### Records for this exercise
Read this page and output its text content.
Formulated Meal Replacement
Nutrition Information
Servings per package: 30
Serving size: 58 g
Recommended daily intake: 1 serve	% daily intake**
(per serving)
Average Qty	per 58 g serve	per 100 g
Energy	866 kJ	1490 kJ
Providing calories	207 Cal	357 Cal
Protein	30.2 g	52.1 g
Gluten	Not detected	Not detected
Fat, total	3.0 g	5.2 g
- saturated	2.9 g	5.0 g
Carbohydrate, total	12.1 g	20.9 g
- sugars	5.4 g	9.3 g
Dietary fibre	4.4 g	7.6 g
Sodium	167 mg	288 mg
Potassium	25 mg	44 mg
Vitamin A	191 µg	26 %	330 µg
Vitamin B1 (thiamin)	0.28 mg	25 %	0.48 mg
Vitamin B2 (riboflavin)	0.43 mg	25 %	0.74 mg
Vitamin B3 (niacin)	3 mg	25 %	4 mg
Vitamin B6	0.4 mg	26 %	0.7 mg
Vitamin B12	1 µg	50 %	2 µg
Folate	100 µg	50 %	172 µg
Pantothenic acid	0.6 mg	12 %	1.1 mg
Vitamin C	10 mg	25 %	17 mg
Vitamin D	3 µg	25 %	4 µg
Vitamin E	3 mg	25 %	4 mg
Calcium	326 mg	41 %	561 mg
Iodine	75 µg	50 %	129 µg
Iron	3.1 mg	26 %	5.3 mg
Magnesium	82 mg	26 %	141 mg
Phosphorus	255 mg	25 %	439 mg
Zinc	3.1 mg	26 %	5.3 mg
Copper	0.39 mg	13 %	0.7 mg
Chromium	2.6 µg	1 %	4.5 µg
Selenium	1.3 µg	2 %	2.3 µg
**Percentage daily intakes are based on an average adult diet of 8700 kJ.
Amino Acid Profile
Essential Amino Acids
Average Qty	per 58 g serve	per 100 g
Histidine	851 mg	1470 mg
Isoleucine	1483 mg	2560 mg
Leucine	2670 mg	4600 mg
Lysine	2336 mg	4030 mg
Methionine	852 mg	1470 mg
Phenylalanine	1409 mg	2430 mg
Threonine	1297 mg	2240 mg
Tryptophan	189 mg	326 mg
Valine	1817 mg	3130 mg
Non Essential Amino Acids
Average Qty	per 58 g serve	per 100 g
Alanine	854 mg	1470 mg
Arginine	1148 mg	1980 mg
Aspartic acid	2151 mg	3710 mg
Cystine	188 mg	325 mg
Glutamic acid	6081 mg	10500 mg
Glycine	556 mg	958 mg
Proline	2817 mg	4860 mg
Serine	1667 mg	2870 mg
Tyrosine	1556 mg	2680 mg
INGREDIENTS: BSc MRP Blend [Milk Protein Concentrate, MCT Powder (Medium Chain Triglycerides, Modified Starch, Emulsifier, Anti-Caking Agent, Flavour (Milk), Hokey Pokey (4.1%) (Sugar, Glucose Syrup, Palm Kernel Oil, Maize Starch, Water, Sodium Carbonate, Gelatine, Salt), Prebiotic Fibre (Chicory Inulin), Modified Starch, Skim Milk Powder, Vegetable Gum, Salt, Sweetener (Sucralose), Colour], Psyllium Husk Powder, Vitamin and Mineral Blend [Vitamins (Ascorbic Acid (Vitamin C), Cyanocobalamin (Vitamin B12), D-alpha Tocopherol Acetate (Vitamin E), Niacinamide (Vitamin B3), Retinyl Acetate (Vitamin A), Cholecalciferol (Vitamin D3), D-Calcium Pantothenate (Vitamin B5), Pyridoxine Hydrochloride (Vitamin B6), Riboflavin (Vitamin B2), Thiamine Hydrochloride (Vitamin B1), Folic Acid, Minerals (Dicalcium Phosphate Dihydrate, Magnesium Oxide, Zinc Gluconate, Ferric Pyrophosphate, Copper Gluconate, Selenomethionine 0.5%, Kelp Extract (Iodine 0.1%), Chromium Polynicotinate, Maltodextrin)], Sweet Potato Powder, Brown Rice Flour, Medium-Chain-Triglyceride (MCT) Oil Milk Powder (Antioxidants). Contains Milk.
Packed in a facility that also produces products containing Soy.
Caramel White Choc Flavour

### Task instructions
Filter the preceding entries down to the lines with "daily".

### Response
Recommended daily intake: 1 serve	% daily intake**
**Percentage daily intakes are based on an average adult diet of 8700 kJ.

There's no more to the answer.